Material:

• • • • •

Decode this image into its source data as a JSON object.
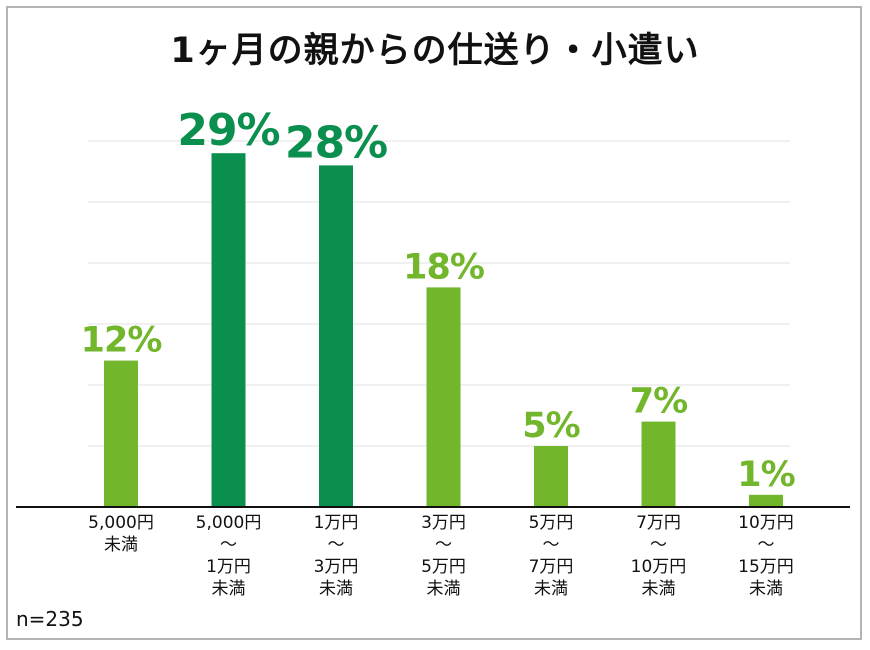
{
  "chart_data": {
    "type": "bar",
    "title": "1ヶ月の親からの仕送り・小遣い",
    "categories": [
      "5,000円\n未満",
      "5,000円\n〜\n1万円\n未満",
      "1万円\n〜\n3万円\n未満",
      "3万円\n〜\n5万円\n未満",
      "5万円\n〜\n7万円\n未満",
      "7万円\n〜\n10万円\n未満",
      "10万円\n〜\n15万円\n未満"
    ],
    "values": [
      12,
      29,
      28,
      18,
      5,
      7,
      1
    ],
    "data_labels": [
      "12%",
      "29%",
      "28%",
      "18%",
      "5%",
      "7%",
      "1%"
    ],
    "highlighted": [
      false,
      true,
      true,
      false,
      false,
      false,
      false
    ],
    "ylim": [
      0,
      35
    ],
    "grid": true,
    "xlabel": "",
    "ylabel": "",
    "note": "n=235",
    "colors": {
      "highlight": "#0b8f4e",
      "normal": "#72b62c",
      "grid": "#e2e2e2",
      "axis": "#111111"
    }
  }
}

• • • • •

What needs to be done:
Retype every record above exactly as written, but leave out the pictures.

Correct response:
Decode this image into its source data as a JSON object.
{
  "chart_data": {
    "type": "bar",
    "title": "1ヶ月の親からの仕送り・小遣い",
    "categories": [
      "5,000円\n未満",
      "5,000円\n〜\n1万円\n未満",
      "1万円\n〜\n3万円\n未満",
      "3万円\n〜\n5万円\n未満",
      "5万円\n〜\n7万円\n未満",
      "7万円\n〜\n10万円\n未満",
      "10万円\n〜\n15万円\n未満"
    ],
    "values": [
      12,
      29,
      28,
      18,
      5,
      7,
      1
    ],
    "data_labels": [
      "12%",
      "29%",
      "28%",
      "18%",
      "5%",
      "7%",
      "1%"
    ],
    "highlighted": [
      false,
      true,
      true,
      false,
      false,
      false,
      false
    ],
    "ylim": [
      0,
      35
    ],
    "grid": true,
    "xlabel": "",
    "ylabel": "",
    "note": "n=235",
    "colors": {
      "highlight": "#0b8f4e",
      "normal": "#72b62c",
      "grid": "#e2e2e2",
      "axis": "#111111"
    }
  }
}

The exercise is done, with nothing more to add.